- **Task to complete**: Your copy of the material must match it exactly, except that pictures are dropped.

- **Saved data entries**:
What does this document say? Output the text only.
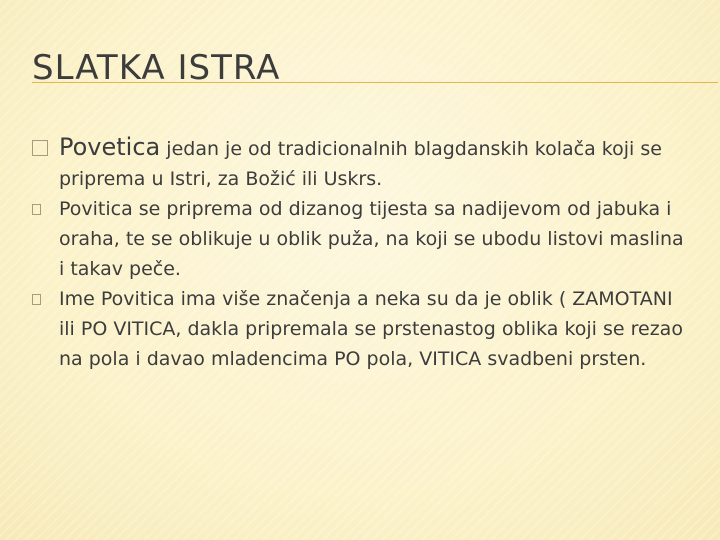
SLATKA ISTRA
Povetica jedan je od tradicionalnih blagdanskih kolača koji se priprema u Istri, za Božić ili Uskrs.
Povitica se priprema od dizanog tijesta sa nadijevom od jabuka i oraha, te se oblikuje u oblik puža, na koji se ubodu listovi maslina i takav peče.
Ime Povitica ima više značenja a neka su da je oblik ( ZAMOTANI ili PO VITICA, dakla pripremala se prstenastog oblika koji se rezao na pola i davao mladencima PO pola, VITICA svadbeni prsten.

- **Solution for this exercise**:
What does this document say? Output the text only.
SLATKA ISTRA
Povetica jedan je od tradicionalnih blagdanskih kolača koji se priprema u Istri, za Božić ili Uskrs.
Povitica se priprema od dizanog tijesta sa nadijevom od jabuka i oraha, te se oblikuje u oblik puža, na koji se ubodu listovi maslina i takav peče.
Ime Povitica ima više značenja a neka su da je oblik ( ZAMOTANI ili PO VITICA, dakla pripremala se prstenastog oblika koji se rezao na pola i davao mladencima PO pola, VITICA svadbeni prsten.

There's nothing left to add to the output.